Reproduce all of the data that follows, character for character.

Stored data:
start

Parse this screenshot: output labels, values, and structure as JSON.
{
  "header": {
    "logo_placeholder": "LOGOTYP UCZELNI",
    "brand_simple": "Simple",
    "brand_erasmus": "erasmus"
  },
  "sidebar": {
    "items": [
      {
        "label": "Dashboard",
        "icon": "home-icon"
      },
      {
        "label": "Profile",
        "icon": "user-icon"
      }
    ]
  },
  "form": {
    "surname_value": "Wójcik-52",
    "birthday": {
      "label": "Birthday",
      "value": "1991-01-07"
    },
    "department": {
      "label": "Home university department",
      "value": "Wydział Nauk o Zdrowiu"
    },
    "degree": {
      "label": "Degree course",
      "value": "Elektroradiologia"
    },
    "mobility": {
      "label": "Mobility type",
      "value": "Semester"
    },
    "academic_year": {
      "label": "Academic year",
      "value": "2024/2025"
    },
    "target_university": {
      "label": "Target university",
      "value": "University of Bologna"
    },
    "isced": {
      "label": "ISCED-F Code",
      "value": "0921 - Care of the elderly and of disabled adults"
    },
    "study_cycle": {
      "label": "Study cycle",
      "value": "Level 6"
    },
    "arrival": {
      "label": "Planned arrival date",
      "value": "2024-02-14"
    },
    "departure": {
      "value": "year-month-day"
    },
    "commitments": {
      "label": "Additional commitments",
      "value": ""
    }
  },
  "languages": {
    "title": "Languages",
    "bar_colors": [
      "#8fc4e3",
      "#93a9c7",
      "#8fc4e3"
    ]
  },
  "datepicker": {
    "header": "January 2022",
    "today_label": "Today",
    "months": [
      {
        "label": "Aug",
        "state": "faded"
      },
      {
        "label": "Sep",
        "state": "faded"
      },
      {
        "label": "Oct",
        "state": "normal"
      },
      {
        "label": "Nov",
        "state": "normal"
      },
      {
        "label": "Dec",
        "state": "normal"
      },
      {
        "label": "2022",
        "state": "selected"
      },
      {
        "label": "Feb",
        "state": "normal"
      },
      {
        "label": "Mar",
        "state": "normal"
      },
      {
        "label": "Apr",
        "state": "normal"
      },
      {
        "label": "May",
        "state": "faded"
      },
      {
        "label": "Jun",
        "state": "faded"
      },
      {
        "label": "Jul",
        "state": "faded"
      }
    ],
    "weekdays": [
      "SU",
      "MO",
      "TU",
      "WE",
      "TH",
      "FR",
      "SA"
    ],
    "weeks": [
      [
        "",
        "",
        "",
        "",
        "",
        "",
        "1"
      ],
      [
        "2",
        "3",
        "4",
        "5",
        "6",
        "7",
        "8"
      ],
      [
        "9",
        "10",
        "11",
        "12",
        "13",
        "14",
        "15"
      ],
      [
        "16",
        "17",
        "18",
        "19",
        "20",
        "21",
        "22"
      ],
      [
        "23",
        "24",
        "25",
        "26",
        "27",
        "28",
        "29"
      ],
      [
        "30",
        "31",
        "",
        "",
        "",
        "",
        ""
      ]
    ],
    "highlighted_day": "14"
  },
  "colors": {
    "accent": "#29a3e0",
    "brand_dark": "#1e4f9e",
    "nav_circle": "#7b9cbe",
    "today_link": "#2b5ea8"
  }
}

end

Correct result:
Parse this screenshot: output labels, values, and structure as JSON.
{
  "header": {
    "logo_placeholder": "LOGOTYP UCZELNI",
    "brand_simple": "Simple",
    "brand_erasmus": "erasmus"
  },
  "sidebar": {
    "items": [
      {
        "label": "Dashboard",
        "icon": "home-icon"
      },
      {
        "label": "Profile",
        "icon": "user-icon"
      }
    ]
  },
  "form": {
    "surname_value": "Wójcik-52",
    "birthday": {
      "label": "Birthday",
      "value": "1991-01-07"
    },
    "department": {
      "label": "Home university department",
      "value": "Wydział Nauk o Zdrowiu"
    },
    "degree": {
      "label": "Degree course",
      "value": "Elektroradiologia"
    },
    "mobility": {
      "label": "Mobility type",
      "value": "Semester"
    },
    "academic_year": {
      "label": "Academic year",
      "value": "2024/2025"
    },
    "target_university": {
      "label": "Target university",
      "value": "University of Bologna"
    },
    "isced": {
      "label": "ISCED-F Code",
      "value": "0921 - Care of the elderly and of disabled adults"
    },
    "study_cycle": {
      "label": "Study cycle",
      "value": "Level 6"
    },
    "arrival": {
      "label": "Planned arrival date",
      "value": "2024-02-14"
    },
    "departure": {
      "value": "year-month-day"
    },
    "commitments": {
      "label": "Additional commitments",
      "value": ""
    }
  },
  "languages": {
    "title": "Languages",
    "bar_colors": [
      "#8fc4e3",
      "#93a9c7",
      "#8fc4e3"
    ]
  },
  "datepicker": {
    "header": "January 2022",
    "today_label": "Today",
    "months": [
      {
        "label": "Aug",
        "state": "faded"
      },
      {
        "label": "Sep",
        "state": "faded"
      },
      {
        "label": "Oct",
        "state": "normal"
      },
      {
        "label": "Nov",
        "state": "normal"
      },
      {
        "label": "Dec",
        "state": "normal"
      },
      {
        "label": "2022",
        "state": "selected"
      },
      {
        "label": "Feb",
        "state": "normal"
      },
      {
        "label": "Mar",
        "state": "normal"
      },
      {
        "label": "Apr",
        "state": "normal"
      },
      {
        "label": "May",
        "state": "faded"
      },
      {
        "label": "Jun",
        "state": "faded"
      },
      {
        "label": "Jul",
        "state": "faded"
      }
    ],
    "weekdays": [
      "SU",
      "MO",
      "TU",
      "WE",
      "TH",
      "FR",
      "SA"
    ],
    "weeks": [
      [
        "",
        "",
        "",
        "",
        "",
        "",
        "1"
      ],
      [
        "2",
        "3",
        "4",
        "5",
        "6",
        "7",
        "8"
      ],
      [
        "9",
        "10",
        "11",
        "12",
        "13",
        "14",
        "15"
      ],
      [
        "16",
        "17",
        "18",
        "19",
        "20",
        "21",
        "22"
      ],
      [
        "23",
        "24",
        "25",
        "26",
        "27",
        "28",
        "29"
      ],
      [
        "30",
        "31",
        "",
        "",
        "",
        "",
        ""
      ]
    ],
    "highlighted_day": "14"
  },
  "colors": {
    "accent": "#29a3e0",
    "brand_dark": "#1e4f9e",
    "nav_circle": "#7b9cbe",
    "today_link": "#2b5ea8"
  }
}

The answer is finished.